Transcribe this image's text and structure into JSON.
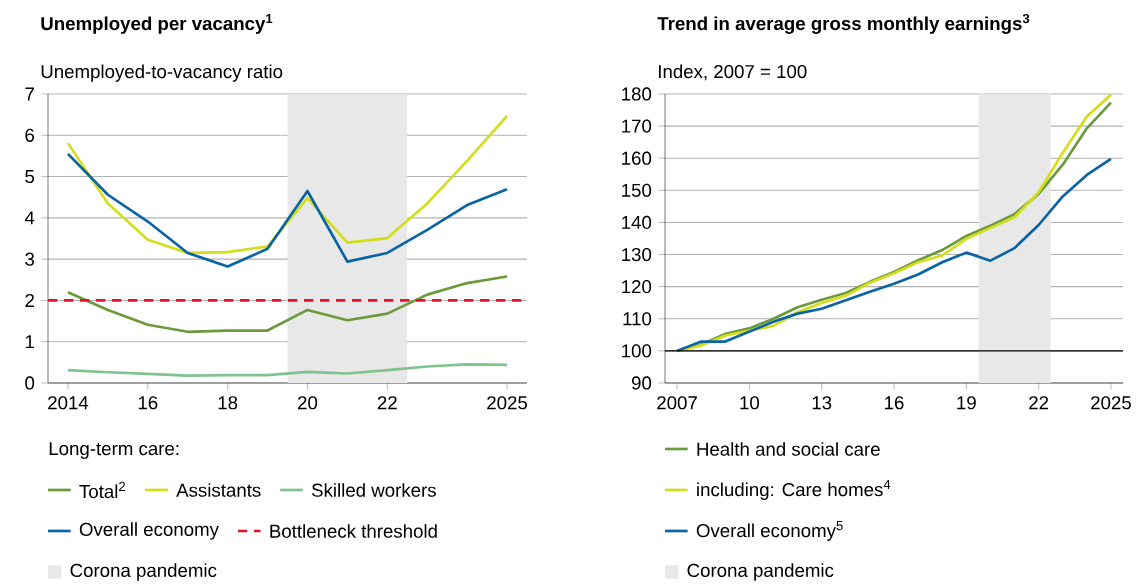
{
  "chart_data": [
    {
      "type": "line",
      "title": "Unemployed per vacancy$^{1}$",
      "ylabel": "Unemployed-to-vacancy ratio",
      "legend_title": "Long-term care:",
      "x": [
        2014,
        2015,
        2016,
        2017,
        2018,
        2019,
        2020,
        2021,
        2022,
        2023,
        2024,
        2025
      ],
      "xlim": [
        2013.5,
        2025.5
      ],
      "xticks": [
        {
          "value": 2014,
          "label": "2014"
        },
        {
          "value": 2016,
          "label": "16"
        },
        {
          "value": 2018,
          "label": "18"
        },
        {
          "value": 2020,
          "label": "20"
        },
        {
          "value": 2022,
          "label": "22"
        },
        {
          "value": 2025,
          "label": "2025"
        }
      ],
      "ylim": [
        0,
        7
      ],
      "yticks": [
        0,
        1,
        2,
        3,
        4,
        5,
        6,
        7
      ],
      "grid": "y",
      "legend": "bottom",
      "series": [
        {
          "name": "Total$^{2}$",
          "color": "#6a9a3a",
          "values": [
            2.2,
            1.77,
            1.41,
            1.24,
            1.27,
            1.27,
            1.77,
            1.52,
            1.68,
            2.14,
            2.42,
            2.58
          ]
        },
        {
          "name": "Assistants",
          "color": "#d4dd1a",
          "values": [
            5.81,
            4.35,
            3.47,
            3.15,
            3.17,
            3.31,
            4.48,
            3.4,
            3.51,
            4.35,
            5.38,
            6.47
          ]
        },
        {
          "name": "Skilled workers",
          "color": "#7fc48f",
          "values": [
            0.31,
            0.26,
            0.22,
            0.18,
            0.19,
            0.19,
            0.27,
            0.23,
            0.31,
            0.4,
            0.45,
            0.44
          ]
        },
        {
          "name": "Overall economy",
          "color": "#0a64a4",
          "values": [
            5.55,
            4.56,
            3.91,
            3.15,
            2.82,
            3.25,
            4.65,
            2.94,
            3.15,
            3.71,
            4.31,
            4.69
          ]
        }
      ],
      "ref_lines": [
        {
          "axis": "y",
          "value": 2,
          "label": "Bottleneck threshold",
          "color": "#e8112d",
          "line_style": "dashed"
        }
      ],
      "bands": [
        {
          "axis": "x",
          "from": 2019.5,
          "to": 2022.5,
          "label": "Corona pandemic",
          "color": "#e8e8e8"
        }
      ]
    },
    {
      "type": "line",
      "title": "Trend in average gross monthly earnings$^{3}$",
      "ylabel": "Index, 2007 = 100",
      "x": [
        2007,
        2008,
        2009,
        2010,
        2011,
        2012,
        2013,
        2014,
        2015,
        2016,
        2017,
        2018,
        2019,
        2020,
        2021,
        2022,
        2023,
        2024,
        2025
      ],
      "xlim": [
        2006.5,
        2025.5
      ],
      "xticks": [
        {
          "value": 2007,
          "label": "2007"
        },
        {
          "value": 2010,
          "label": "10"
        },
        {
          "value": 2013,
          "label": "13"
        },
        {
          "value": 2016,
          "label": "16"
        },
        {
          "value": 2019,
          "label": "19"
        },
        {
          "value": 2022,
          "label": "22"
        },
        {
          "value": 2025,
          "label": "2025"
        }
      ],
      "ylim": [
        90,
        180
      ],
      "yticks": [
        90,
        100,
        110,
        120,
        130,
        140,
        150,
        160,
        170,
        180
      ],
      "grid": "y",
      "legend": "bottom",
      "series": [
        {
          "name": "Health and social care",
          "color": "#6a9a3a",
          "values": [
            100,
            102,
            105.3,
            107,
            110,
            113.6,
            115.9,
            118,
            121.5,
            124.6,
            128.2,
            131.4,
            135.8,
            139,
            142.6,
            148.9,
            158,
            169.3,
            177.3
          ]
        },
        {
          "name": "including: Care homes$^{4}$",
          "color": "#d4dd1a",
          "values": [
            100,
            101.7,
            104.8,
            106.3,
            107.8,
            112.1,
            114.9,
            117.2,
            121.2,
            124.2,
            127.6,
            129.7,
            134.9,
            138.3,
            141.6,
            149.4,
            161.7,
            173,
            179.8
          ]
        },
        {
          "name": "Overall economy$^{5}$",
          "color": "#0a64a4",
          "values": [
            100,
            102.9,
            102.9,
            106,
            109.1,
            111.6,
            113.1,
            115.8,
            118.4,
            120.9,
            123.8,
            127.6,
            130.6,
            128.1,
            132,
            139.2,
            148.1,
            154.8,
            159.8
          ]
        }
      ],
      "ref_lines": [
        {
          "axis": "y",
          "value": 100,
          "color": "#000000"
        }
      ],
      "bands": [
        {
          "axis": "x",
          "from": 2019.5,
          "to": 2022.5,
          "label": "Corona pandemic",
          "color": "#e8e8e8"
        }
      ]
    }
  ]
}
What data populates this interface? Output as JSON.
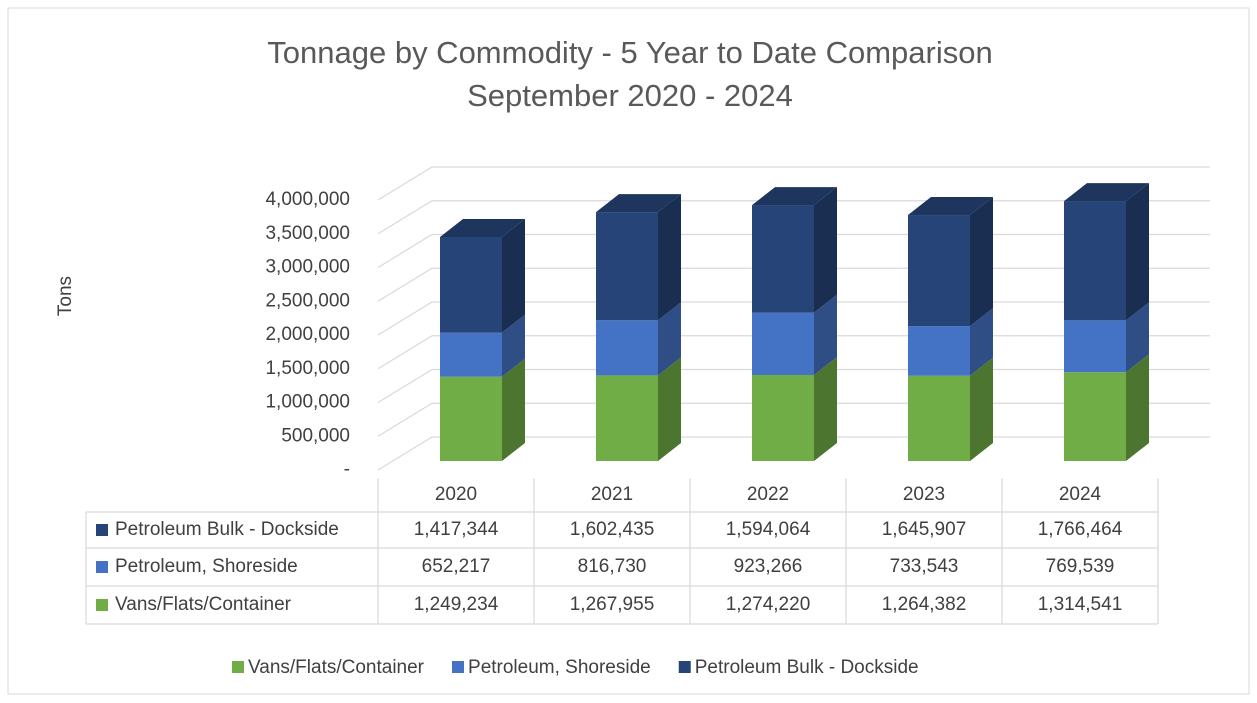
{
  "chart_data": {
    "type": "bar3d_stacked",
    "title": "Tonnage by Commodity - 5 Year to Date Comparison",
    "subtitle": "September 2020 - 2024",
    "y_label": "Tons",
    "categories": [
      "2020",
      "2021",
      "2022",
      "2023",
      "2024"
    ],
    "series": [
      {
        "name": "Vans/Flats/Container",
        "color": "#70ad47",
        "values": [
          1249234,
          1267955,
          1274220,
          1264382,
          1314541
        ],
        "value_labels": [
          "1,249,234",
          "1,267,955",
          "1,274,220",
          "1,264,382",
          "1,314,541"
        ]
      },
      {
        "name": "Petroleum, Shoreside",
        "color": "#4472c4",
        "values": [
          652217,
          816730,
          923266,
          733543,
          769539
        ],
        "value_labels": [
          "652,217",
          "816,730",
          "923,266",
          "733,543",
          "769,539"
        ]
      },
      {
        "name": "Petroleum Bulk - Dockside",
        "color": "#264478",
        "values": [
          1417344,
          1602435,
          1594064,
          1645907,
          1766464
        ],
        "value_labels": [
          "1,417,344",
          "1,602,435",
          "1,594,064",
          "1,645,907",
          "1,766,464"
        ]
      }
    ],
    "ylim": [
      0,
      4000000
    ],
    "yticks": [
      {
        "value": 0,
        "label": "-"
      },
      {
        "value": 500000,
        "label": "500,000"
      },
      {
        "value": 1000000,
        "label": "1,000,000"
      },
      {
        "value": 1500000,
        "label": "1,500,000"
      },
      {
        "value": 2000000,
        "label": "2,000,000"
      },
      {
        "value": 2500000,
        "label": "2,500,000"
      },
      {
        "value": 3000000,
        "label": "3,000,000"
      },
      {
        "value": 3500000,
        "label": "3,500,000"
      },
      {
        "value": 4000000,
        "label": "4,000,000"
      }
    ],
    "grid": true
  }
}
^^^^
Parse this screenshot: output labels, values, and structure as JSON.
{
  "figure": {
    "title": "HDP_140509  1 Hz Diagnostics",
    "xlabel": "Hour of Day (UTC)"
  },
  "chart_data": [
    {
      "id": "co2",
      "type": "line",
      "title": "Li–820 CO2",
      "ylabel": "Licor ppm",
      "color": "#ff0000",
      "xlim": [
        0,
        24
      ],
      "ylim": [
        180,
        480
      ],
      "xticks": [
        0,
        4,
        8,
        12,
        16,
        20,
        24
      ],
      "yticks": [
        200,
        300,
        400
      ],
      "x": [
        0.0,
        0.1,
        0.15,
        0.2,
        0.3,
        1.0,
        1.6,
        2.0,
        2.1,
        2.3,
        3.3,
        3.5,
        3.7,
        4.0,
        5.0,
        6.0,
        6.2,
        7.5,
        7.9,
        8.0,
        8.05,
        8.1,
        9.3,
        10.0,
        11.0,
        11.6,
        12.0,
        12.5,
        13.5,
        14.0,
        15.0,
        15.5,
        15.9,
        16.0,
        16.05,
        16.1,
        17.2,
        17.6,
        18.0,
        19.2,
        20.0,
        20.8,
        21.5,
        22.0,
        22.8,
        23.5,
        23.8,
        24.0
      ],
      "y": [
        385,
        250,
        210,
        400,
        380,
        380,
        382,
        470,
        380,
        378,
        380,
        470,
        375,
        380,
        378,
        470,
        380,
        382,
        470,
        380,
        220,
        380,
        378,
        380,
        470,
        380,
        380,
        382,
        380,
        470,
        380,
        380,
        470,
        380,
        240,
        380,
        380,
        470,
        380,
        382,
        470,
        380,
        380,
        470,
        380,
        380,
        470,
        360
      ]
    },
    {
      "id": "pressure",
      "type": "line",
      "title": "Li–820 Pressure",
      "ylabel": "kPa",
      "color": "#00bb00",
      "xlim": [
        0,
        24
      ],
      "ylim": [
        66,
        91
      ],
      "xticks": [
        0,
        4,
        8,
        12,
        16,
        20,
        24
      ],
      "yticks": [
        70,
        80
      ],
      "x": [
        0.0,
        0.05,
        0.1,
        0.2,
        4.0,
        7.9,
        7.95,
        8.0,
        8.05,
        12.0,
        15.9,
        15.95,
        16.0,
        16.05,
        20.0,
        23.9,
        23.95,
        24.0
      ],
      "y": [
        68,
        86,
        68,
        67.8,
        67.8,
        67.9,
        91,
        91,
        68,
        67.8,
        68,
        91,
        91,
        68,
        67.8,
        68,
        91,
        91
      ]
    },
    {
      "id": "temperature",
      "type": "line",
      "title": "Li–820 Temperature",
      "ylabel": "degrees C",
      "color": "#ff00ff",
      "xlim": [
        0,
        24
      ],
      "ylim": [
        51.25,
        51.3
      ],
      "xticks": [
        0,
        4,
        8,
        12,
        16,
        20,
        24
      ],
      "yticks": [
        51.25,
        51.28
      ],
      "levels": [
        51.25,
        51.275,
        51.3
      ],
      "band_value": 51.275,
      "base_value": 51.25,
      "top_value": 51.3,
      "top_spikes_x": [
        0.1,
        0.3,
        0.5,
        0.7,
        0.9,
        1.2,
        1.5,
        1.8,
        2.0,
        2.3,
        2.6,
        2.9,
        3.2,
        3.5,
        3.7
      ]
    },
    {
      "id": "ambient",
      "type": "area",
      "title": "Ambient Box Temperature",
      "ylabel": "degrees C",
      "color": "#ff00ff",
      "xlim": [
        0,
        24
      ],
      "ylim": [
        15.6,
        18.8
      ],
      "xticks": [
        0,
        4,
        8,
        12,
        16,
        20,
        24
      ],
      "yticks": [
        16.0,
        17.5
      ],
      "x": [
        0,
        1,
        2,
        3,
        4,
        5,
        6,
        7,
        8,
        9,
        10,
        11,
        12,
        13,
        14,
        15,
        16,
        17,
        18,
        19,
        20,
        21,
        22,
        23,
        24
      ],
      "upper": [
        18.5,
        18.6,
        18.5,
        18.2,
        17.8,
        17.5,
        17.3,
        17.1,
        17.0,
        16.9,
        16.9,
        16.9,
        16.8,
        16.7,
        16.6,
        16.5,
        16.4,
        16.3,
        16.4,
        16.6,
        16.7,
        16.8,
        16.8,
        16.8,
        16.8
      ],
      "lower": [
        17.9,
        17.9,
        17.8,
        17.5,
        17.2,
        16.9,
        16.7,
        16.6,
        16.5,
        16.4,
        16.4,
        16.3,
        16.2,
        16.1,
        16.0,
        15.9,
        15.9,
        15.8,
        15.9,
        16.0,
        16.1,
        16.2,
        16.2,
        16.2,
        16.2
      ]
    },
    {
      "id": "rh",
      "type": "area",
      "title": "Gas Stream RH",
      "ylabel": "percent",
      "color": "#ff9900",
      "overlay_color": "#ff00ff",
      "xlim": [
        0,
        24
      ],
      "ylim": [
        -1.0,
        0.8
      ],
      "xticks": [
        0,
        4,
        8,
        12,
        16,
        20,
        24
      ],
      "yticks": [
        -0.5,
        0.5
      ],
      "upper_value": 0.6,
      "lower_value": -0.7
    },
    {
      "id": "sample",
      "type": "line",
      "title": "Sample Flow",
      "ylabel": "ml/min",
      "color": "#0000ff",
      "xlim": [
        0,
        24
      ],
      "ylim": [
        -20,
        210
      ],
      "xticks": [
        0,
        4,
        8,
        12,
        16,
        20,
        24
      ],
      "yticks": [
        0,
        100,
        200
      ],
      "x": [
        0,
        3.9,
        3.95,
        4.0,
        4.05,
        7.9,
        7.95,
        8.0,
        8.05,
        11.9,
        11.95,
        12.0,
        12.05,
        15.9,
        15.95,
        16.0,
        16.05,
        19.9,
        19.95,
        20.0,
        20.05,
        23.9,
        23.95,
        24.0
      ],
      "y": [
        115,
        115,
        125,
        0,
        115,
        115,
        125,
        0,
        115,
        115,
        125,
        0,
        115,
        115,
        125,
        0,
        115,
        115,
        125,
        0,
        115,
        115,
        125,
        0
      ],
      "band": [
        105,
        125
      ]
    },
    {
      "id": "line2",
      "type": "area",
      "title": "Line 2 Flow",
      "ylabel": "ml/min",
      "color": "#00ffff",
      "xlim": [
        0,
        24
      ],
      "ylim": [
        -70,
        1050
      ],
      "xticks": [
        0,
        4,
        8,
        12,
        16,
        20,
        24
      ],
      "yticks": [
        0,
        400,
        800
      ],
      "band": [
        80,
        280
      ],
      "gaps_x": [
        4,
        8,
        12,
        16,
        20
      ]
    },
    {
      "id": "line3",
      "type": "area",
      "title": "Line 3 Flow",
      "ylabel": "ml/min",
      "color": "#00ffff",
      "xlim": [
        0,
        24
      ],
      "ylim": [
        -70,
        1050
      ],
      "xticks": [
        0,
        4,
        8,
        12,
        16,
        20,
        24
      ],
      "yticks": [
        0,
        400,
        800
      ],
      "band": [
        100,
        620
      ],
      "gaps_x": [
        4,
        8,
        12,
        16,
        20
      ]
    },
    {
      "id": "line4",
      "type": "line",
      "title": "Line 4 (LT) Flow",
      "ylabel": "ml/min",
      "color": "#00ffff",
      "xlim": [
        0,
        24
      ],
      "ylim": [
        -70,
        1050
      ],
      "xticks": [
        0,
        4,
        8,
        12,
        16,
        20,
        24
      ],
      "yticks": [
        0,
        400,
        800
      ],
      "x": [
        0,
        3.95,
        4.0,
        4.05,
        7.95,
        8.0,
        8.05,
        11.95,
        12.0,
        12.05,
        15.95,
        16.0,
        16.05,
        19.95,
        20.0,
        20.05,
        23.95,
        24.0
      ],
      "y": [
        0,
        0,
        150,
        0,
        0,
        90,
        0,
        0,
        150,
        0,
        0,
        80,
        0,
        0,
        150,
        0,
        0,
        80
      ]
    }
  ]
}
^^^^
[Direction]
Copy each line that holds the word "structure".

[Task result]
Transcribe this image's text and structure into JSON.
Parse this screenshot: output labels, values, and structure as JSON.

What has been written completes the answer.